» WHAT THE TASK ASKS
Restate the material word for word and leave out anything that is a picture.

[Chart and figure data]
(begin)
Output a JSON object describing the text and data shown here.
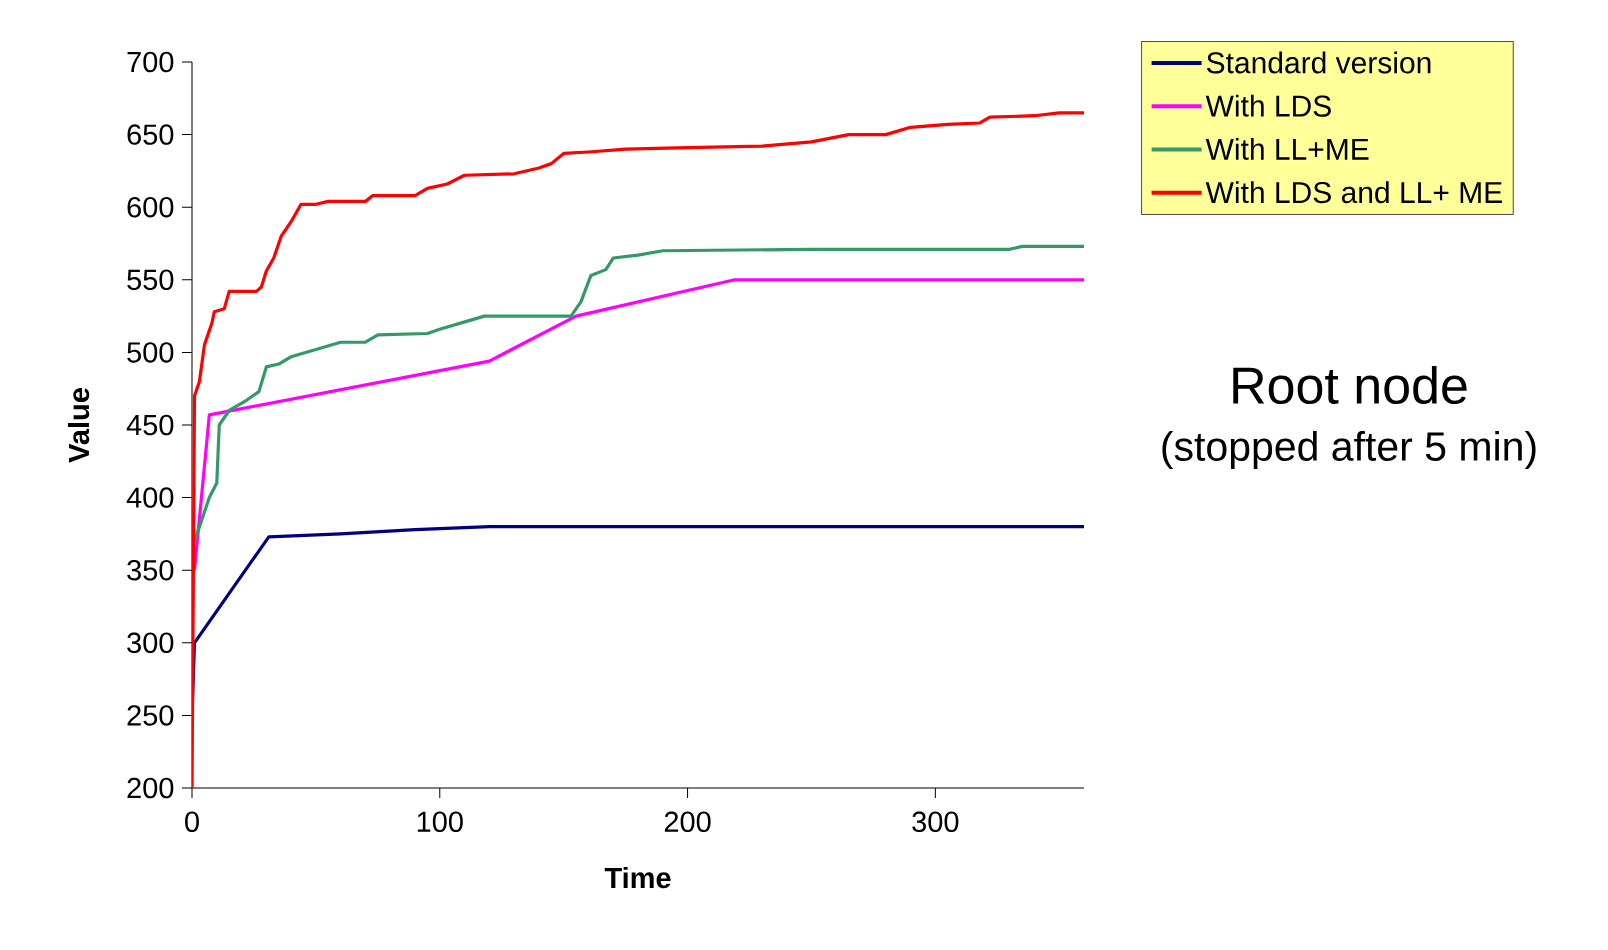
{
  "chart_data": {
    "type": "line",
    "xlabel": "Time",
    "ylabel": "Value",
    "annotations": [
      "Root node",
      "(stopped after 5 min)"
    ],
    "xlim": [
      0,
      360
    ],
    "xticks": [
      0,
      100,
      200,
      300
    ],
    "ylim": [
      200,
      700
    ],
    "yticks": [
      200,
      250,
      300,
      350,
      400,
      450,
      500,
      550,
      600,
      650,
      700
    ],
    "legend": "top right",
    "grid": false,
    "marker": "none",
    "line_style": "solid",
    "series": [
      {
        "name": "Standard version",
        "color": "#000080",
        "x": [
          0,
          1,
          31,
          60,
          90,
          120,
          360
        ],
        "values": [
          250,
          300,
          373,
          375,
          378,
          380,
          380
        ]
      },
      {
        "name": "With LDS",
        "color": "#ff00ff",
        "x": [
          1,
          7,
          120,
          155,
          219,
          360
        ],
        "values": [
          350,
          457,
          494,
          525,
          550,
          550
        ]
      },
      {
        "name": "With LL+ME",
        "color": "#339966",
        "x": [
          1,
          4,
          7,
          10,
          11,
          15,
          22,
          27,
          30,
          35,
          40,
          50,
          60,
          70,
          75,
          95,
          100,
          108,
          118,
          153,
          157,
          161,
          167,
          170,
          180,
          190,
          250,
          330,
          335,
          360
        ],
        "values": [
          370,
          385,
          400,
          410,
          450,
          460,
          467,
          473,
          490,
          492,
          497,
          502,
          507,
          507,
          512,
          513,
          516,
          520,
          525,
          525,
          535,
          553,
          557,
          565,
          567,
          570,
          571,
          571,
          573,
          573
        ]
      },
      {
        "name": "With LDS and  LL+ ME",
        "color": "#ff0000",
        "x": [
          0,
          1,
          3,
          5,
          8,
          9,
          13,
          15,
          26,
          28,
          30,
          33,
          36,
          40,
          44,
          50,
          55,
          70,
          73,
          90,
          95,
          103,
          110,
          130,
          140,
          145,
          150,
          160,
          175,
          200,
          230,
          250,
          265,
          280,
          290,
          305,
          318,
          322,
          340,
          350,
          360
        ],
        "values": [
          200,
          470,
          480,
          505,
          520,
          528,
          530,
          542,
          542,
          545,
          556,
          565,
          580,
          590,
          602,
          602,
          604,
          604,
          608,
          608,
          613,
          616,
          622,
          623,
          627,
          630,
          637,
          638,
          640,
          641,
          642,
          645,
          650,
          650,
          655,
          657,
          658,
          662,
          663,
          665,
          665
        ]
      }
    ]
  }
}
(end)
» COMPLETED EXERCISE
Output a JSON object describing the text and data shown here.
{
  "chart_data": {
    "type": "line",
    "xlabel": "Time",
    "ylabel": "Value",
    "annotations": [
      "Root node",
      "(stopped after 5 min)"
    ],
    "xlim": [
      0,
      360
    ],
    "xticks": [
      0,
      100,
      200,
      300
    ],
    "ylim": [
      200,
      700
    ],
    "yticks": [
      200,
      250,
      300,
      350,
      400,
      450,
      500,
      550,
      600,
      650,
      700
    ],
    "legend": "top right",
    "grid": false,
    "marker": "none",
    "line_style": "solid",
    "series": [
      {
        "name": "Standard version",
        "color": "#000080",
        "x": [
          0,
          1,
          31,
          60,
          90,
          120,
          360
        ],
        "values": [
          250,
          300,
          373,
          375,
          378,
          380,
          380
        ]
      },
      {
        "name": "With LDS",
        "color": "#ff00ff",
        "x": [
          1,
          7,
          120,
          155,
          219,
          360
        ],
        "values": [
          350,
          457,
          494,
          525,
          550,
          550
        ]
      },
      {
        "name": "With LL+ME",
        "color": "#339966",
        "x": [
          1,
          4,
          7,
          10,
          11,
          15,
          22,
          27,
          30,
          35,
          40,
          50,
          60,
          70,
          75,
          95,
          100,
          108,
          118,
          153,
          157,
          161,
          167,
          170,
          180,
          190,
          250,
          330,
          335,
          360
        ],
        "values": [
          370,
          385,
          400,
          410,
          450,
          460,
          467,
          473,
          490,
          492,
          497,
          502,
          507,
          507,
          512,
          513,
          516,
          520,
          525,
          525,
          535,
          553,
          557,
          565,
          567,
          570,
          571,
          571,
          573,
          573
        ]
      },
      {
        "name": "With LDS and  LL+ ME",
        "color": "#ff0000",
        "x": [
          0,
          1,
          3,
          5,
          8,
          9,
          13,
          15,
          26,
          28,
          30,
          33,
          36,
          40,
          44,
          50,
          55,
          70,
          73,
          90,
          95,
          103,
          110,
          130,
          140,
          145,
          150,
          160,
          175,
          200,
          230,
          250,
          265,
          280,
          290,
          305,
          318,
          322,
          340,
          350,
          360
        ],
        "values": [
          200,
          470,
          480,
          505,
          520,
          528,
          530,
          542,
          542,
          545,
          556,
          565,
          580,
          590,
          602,
          602,
          604,
          604,
          608,
          608,
          613,
          616,
          622,
          623,
          627,
          630,
          637,
          638,
          640,
          641,
          642,
          645,
          650,
          650,
          655,
          657,
          658,
          662,
          663,
          665,
          665
        ]
      }
    ]
  }
}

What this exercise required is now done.